• _Work to do_:
Every record should be written out exactly, please.

Collected data entries:
>> START
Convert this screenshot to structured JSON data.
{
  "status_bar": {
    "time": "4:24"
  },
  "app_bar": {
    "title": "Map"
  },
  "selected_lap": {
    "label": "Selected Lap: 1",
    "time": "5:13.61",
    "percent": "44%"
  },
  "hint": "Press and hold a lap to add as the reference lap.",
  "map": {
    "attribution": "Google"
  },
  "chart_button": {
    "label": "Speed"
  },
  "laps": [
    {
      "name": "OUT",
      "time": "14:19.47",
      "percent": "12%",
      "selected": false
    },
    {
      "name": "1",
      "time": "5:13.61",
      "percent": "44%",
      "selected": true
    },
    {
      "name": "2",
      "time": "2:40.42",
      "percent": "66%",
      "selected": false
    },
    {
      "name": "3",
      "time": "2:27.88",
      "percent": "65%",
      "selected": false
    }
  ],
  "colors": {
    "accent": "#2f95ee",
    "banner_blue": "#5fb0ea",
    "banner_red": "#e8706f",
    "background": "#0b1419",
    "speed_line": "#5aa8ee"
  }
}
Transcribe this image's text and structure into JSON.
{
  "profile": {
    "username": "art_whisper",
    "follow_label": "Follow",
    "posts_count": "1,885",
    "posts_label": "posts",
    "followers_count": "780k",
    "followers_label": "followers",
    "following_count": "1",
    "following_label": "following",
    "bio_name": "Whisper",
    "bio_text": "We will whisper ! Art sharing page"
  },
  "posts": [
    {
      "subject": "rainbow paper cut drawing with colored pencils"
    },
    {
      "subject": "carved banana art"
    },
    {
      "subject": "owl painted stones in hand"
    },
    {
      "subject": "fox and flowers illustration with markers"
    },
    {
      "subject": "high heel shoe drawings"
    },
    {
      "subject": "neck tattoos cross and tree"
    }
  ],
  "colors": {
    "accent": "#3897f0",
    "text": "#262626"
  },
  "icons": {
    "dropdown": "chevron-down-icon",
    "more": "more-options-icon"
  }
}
>> END
• _Solution_:
Convert this screenshot to structured JSON data.
{
  "status_bar": {
    "time": "4:24"
  },
  "app_bar": {
    "title": "Map"
  },
  "selected_lap": {
    "label": "Selected Lap: 1",
    "time": "5:13.61",
    "percent": "44%"
  },
  "hint": "Press and hold a lap to add as the reference lap.",
  "map": {
    "attribution": "Google"
  },
  "chart_button": {
    "label": "Speed"
  },
  "laps": [
    {
      "name": "OUT",
      "time": "14:19.47",
      "percent": "12%",
      "selected": false
    },
    {
      "name": "1",
      "time": "5:13.61",
      "percent": "44%",
      "selected": true
    },
    {
      "name": "2",
      "time": "2:40.42",
      "percent": "66%",
      "selected": false
    },
    {
      "name": "3",
      "time": "2:27.88",
      "percent": "65%",
      "selected": false
    }
  ],
  "colors": {
    "accent": "#2f95ee",
    "banner_blue": "#5fb0ea",
    "banner_red": "#e8706f",
    "background": "#0b1419",
    "speed_line": "#5aa8ee"
  }
}
Transcribe this image's text and structure into JSON.
{
  "profile": {
    "username": "art_whisper",
    "follow_label": "Follow",
    "posts_count": "1,885",
    "posts_label": "posts",
    "followers_count": "780k",
    "followers_label": "followers",
    "following_count": "1",
    "following_label": "following",
    "bio_name": "Whisper",
    "bio_text": "We will whisper ! Art sharing page"
  },
  "posts": [
    {
      "subject": "rainbow paper cut drawing with colored pencils"
    },
    {
      "subject": "carved banana art"
    },
    {
      "subject": "owl painted stones in hand"
    },
    {
      "subject": "fox and flowers illustration with markers"
    },
    {
      "subject": "high heel shoe drawings"
    },
    {
      "subject": "neck tattoos cross and tree"
    }
  ],
  "colors": {
    "accent": "#3897f0",
    "text": "#262626"
  },
  "icons": {
    "dropdown": "chevron-down-icon",
    "more": "more-options-icon"
  }
}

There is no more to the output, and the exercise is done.